╭─ Material provided

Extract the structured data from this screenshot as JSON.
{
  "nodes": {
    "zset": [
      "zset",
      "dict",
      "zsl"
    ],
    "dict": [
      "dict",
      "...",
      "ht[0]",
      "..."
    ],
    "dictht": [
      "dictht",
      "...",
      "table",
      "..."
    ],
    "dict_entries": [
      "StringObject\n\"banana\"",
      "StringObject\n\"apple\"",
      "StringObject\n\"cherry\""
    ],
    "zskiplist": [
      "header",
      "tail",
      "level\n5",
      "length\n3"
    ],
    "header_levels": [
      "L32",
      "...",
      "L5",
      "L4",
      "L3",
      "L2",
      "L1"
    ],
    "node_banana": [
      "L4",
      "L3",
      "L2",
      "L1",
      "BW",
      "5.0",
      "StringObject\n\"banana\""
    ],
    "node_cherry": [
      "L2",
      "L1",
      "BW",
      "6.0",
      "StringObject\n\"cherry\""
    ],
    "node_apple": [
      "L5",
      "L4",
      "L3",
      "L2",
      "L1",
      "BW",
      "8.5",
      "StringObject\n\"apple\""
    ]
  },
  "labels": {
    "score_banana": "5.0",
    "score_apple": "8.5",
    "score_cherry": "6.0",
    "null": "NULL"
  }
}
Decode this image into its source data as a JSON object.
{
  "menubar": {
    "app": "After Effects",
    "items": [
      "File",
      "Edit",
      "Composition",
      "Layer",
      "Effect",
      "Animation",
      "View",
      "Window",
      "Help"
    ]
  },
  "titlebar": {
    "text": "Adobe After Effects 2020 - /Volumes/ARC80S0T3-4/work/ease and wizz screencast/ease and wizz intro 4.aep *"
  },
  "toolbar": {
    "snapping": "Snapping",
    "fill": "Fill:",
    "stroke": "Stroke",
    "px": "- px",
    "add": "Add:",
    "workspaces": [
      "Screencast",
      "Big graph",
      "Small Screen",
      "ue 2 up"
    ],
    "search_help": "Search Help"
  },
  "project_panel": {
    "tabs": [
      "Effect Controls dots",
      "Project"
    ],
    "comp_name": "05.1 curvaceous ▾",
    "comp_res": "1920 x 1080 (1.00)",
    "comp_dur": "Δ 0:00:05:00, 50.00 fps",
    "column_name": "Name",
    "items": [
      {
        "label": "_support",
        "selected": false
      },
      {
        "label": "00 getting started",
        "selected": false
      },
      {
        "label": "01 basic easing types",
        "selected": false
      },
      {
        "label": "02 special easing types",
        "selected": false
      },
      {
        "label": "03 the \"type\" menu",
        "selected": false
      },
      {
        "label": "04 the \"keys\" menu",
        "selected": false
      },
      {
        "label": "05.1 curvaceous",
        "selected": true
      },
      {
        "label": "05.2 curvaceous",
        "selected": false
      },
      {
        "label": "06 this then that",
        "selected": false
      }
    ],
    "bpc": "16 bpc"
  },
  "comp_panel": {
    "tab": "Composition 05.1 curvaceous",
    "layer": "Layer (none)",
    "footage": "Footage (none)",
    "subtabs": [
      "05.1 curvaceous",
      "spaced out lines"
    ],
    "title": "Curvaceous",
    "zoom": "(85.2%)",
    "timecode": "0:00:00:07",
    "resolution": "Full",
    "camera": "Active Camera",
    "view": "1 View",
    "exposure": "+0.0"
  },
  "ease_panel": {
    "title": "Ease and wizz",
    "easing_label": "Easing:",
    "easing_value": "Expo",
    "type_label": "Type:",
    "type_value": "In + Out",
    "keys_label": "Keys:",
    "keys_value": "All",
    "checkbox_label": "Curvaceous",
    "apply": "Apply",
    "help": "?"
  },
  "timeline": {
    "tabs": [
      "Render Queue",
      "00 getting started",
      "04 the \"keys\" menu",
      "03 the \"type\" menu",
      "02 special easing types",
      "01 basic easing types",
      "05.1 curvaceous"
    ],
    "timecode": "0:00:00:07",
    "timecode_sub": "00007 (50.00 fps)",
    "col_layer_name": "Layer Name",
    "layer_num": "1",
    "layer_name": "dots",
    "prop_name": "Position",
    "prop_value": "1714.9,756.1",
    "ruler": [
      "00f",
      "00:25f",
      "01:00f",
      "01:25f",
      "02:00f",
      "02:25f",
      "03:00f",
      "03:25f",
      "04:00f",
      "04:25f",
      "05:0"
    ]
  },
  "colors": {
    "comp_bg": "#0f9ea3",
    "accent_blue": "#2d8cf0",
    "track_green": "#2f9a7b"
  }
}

╰─

Task requirements:
Send back all of the entries exactly, with nothing missing.

Final answer:
Extract the structured data from this screenshot as JSON.
{
  "nodes": {
    "zset": [
      "zset",
      "dict",
      "zsl"
    ],
    "dict": [
      "dict",
      "...",
      "ht[0]",
      "..."
    ],
    "dictht": [
      "dictht",
      "...",
      "table",
      "..."
    ],
    "dict_entries": [
      "StringObject\n\"banana\"",
      "StringObject\n\"apple\"",
      "StringObject\n\"cherry\""
    ],
    "zskiplist": [
      "header",
      "tail",
      "level\n5",
      "length\n3"
    ],
    "header_levels": [
      "L32",
      "...",
      "L5",
      "L4",
      "L3",
      "L2",
      "L1"
    ],
    "node_banana": [
      "L4",
      "L3",
      "L2",
      "L1",
      "BW",
      "5.0",
      "StringObject\n\"banana\""
    ],
    "node_cherry": [
      "L2",
      "L1",
      "BW",
      "6.0",
      "StringObject\n\"cherry\""
    ],
    "node_apple": [
      "L5",
      "L4",
      "L3",
      "L2",
      "L1",
      "BW",
      "8.5",
      "StringObject\n\"apple\""
    ]
  },
  "labels": {
    "score_banana": "5.0",
    "score_apple": "8.5",
    "score_cherry": "6.0",
    "null": "NULL"
  }
}
Decode this image into its source data as a JSON object.
{
  "menubar": {
    "app": "After Effects",
    "items": [
      "File",
      "Edit",
      "Composition",
      "Layer",
      "Effect",
      "Animation",
      "View",
      "Window",
      "Help"
    ]
  },
  "titlebar": {
    "text": "Adobe After Effects 2020 - /Volumes/ARC80S0T3-4/work/ease and wizz screencast/ease and wizz intro 4.aep *"
  },
  "toolbar": {
    "snapping": "Snapping",
    "fill": "Fill:",
    "stroke": "Stroke",
    "px": "- px",
    "add": "Add:",
    "workspaces": [
      "Screencast",
      "Big graph",
      "Small Screen",
      "ue 2 up"
    ],
    "search_help": "Search Help"
  },
  "project_panel": {
    "tabs": [
      "Effect Controls dots",
      "Project"
    ],
    "comp_name": "05.1 curvaceous ▾",
    "comp_res": "1920 x 1080 (1.00)",
    "comp_dur": "Δ 0:00:05:00, 50.00 fps",
    "column_name": "Name",
    "items": [
      {
        "label": "_support",
        "selected": false
      },
      {
        "label": "00 getting started",
        "selected": false
      },
      {
        "label": "01 basic easing types",
        "selected": false
      },
      {
        "label": "02 special easing types",
        "selected": false
      },
      {
        "label": "03 the \"type\" menu",
        "selected": false
      },
      {
        "label": "04 the \"keys\" menu",
        "selected": false
      },
      {
        "label": "05.1 curvaceous",
        "selected": true
      },
      {
        "label": "05.2 curvaceous",
        "selected": false
      },
      {
        "label": "06 this then that",
        "selected": false
      }
    ],
    "bpc": "16 bpc"
  },
  "comp_panel": {
    "tab": "Composition 05.1 curvaceous",
    "layer": "Layer (none)",
    "footage": "Footage (none)",
    "subtabs": [
      "05.1 curvaceous",
      "spaced out lines"
    ],
    "title": "Curvaceous",
    "zoom": "(85.2%)",
    "timecode": "0:00:00:07",
    "resolution": "Full",
    "camera": "Active Camera",
    "view": "1 View",
    "exposure": "+0.0"
  },
  "ease_panel": {
    "title": "Ease and wizz",
    "easing_label": "Easing:",
    "easing_value": "Expo",
    "type_label": "Type:",
    "type_value": "In + Out",
    "keys_label": "Keys:",
    "keys_value": "All",
    "checkbox_label": "Curvaceous",
    "apply": "Apply",
    "help": "?"
  },
  "timeline": {
    "tabs": [
      "Render Queue",
      "00 getting started",
      "04 the \"keys\" menu",
      "03 the \"type\" menu",
      "02 special easing types",
      "01 basic easing types",
      "05.1 curvaceous"
    ],
    "timecode": "0:00:00:07",
    "timecode_sub": "00007 (50.00 fps)",
    "col_layer_name": "Layer Name",
    "layer_num": "1",
    "layer_name": "dots",
    "prop_name": "Position",
    "prop_value": "1714.9,756.1",
    "ruler": [
      "00f",
      "00:25f",
      "01:00f",
      "01:25f",
      "02:00f",
      "02:25f",
      "03:00f",
      "03:25f",
      "04:00f",
      "04:25f",
      "05:0"
    ]
  },
  "colors": {
    "comp_bg": "#0f9ea3",
    "accent_blue": "#2d8cf0",
    "track_green": "#2f9a7b"
  }
}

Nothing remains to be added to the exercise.